Required task 1:
In the secondary storage text below, write out word for word the passage that begins at the words "When the threshold" and stops after "volumes at once.".
Required task 2:
Resume the LogScale secondary storage text below from its last line and keep writing.

━━━ Document segment ━━━

Secondary Storage
Secondary or cold storage is intended for usages where the primary or hot storage is low-latency and fast, such as NVME, and the secondary is high-latency but very large, such as a SAN spanning many spinning disks. Only segment files get moved to the secondary storage. Older files get moved before younger ones.
Files Moved based on Available Disk Space
When enabled, LogScale will move segment files to secondary storage
once the primary disk reaches the usage threshold set using
PRIMARY_STORAGE_PERCENTAGE
. LogScale does not check
what is using the space; it bases the decision on what the OS
responds for "disk space used" and "disk space total" for the mount
point that the primary data directory is on.
When the threshold is exceeded, LogScale will copy files totaling the excess number of bytes to the secondary storage, and then delete the segment files from the primary data directory. The files are selected based on the latest event timestamp in them, to keep most recent events on the primary disk. This is done to get the best possible query performance from the assumed faster primary drive, since LogScale is normally used for querying the latest data.
The extra storage gained is thus almost the available space on of the secondary data directory, as only a single segment file is ever present on both volumes at once.
The secondary directory needs to be private to the LogScale node, just like the primary directory does.
Note
Never share data directories across LogScale nodes.
As an example, suppose you have a server with 1 TB NVME being used for system files, Kafka data, and LogScale data. Adding a 2 TB SAN connection (or 2x2 TB local spinning disks in a mirror) and then designating that as secondary storage directory allows LogScale to store up to 2.8 TB, while still querying the latest ~800 GB from the NVME, and also keeping all segment files still being constructed on the NVME. When searching beyond what the NVME holds, LogScale will read from the slower disks.
Configuring
LogScale needs to be told where to store the secondary copies; that is, the location of the filesystem on the slower drive. When using Docker, make sure to mount the secondary directory into the container as well.
# SECONDARY_DATA_DIRECTORY enables the feature
# and sets where to store the files.

━━━ Raw data ━━━

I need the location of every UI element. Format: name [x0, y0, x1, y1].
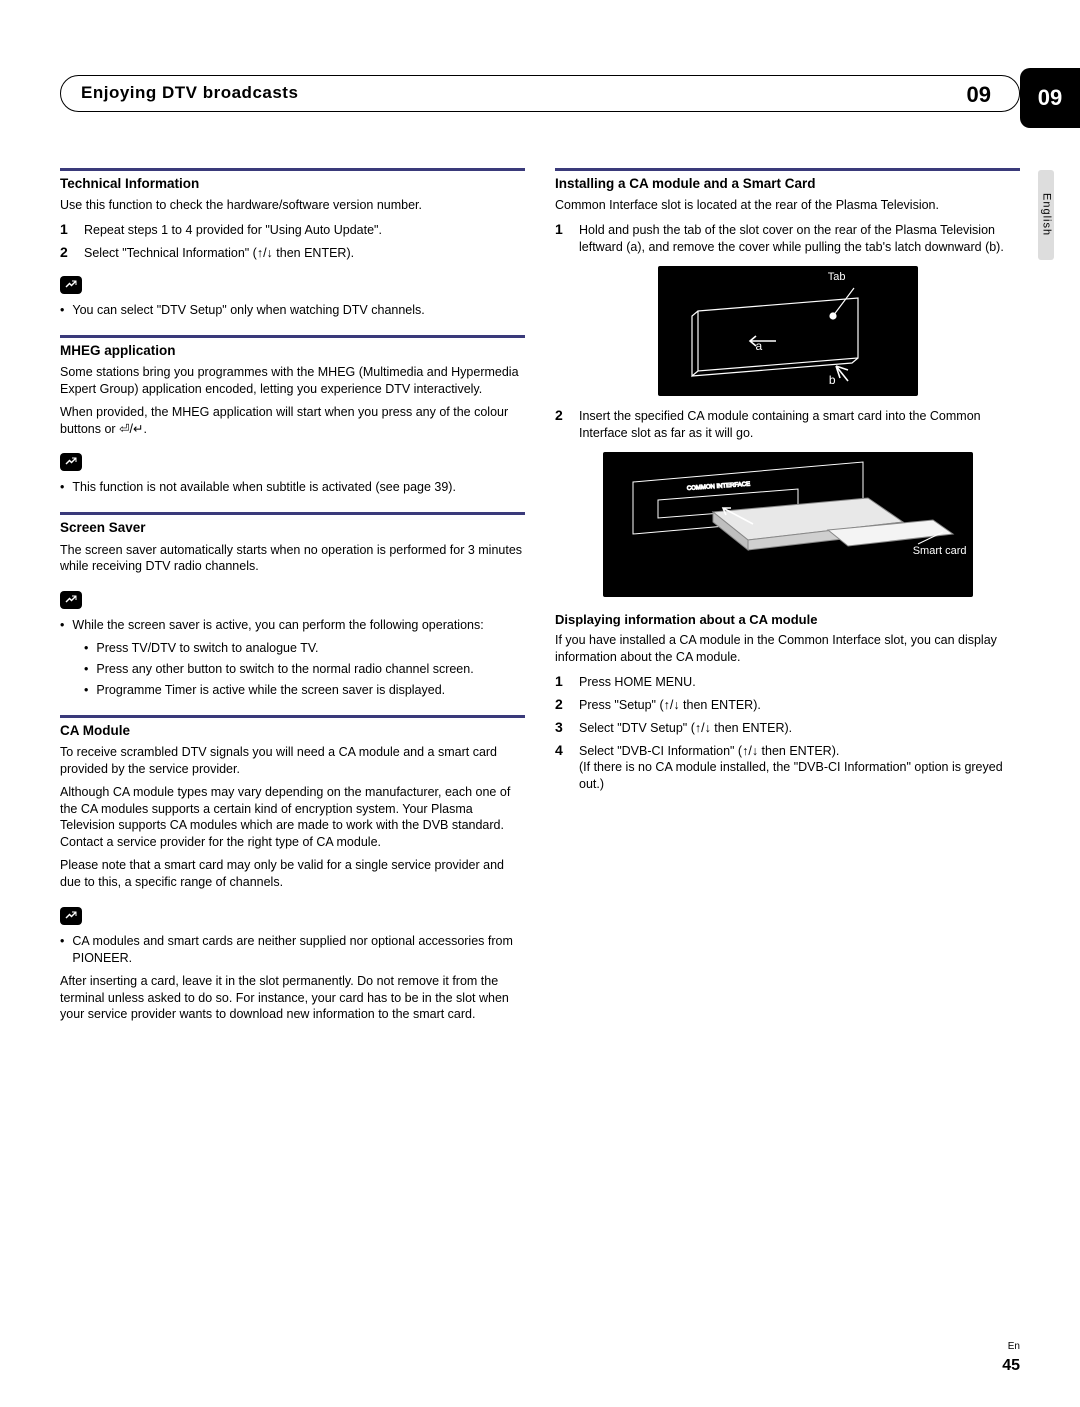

━━━

Task result 1:
When the threshold is exceeded, LogScale will copy files totaling the excess number of bytes to the secondary storage, and then delete the segment files from the primary data directory. The files are selected based on the latest event timestamp in them, to keep most recent events on the primary disk. This is done to get the best possible query performance from the assumed faster primary drive, since LogScale is normally used for querying the latest data.
The extra storage gained is thus almost the available space on of the secondary data directory, as only a single segment file is ever present on both volumes at once.

Task result 2:
SECONDARY_DATA_DIRECTORY=/secondaryMountPoint/humio-data2
# PRIMARY_STORAGE_PERCENTAGE options decide the amount of data (LogScale
# and otherwise) that the drive holding the data directory must at least hold
# before LogScale decides to move any segments files to the secondary location.
# If set to zero, LogScale will move files to secondary as soon as possible,
# which is when they become immutable completed segment files.
# (Default 80)
PRIMARY_STORAGE_PERCENTAGE=80
Adding a New Primary and Making the Current Primary Disk Secondary
Say you have a slow disk as your only (and thus primary) disk for LogScale. You add a new faster disk to the server, and want to use that disk as the primary, while leaving the bulk of the data on the old slow disk.
While this is possible, there is a bit of work involved, as only completed segment files can reside in the secondary storage. All other support files, and segment files in progress, need to reside on the primary disk. LogScale must be shut down while this operation takes place.
Basically only files matching humiodata.*
(and bloom5*
) can stay on
the secondary storage; everything else must be on the primary. The
tricky bit is moving the soft links
humiodata.current
along with the file they
point to.
You will need to move some specific files from the "new secondary"
onto the "new primary" while the system is shut down for that to
work, as some files must be on the primary. Here are their names,
as they are below /humio-data
. The directory
structure must be preserved.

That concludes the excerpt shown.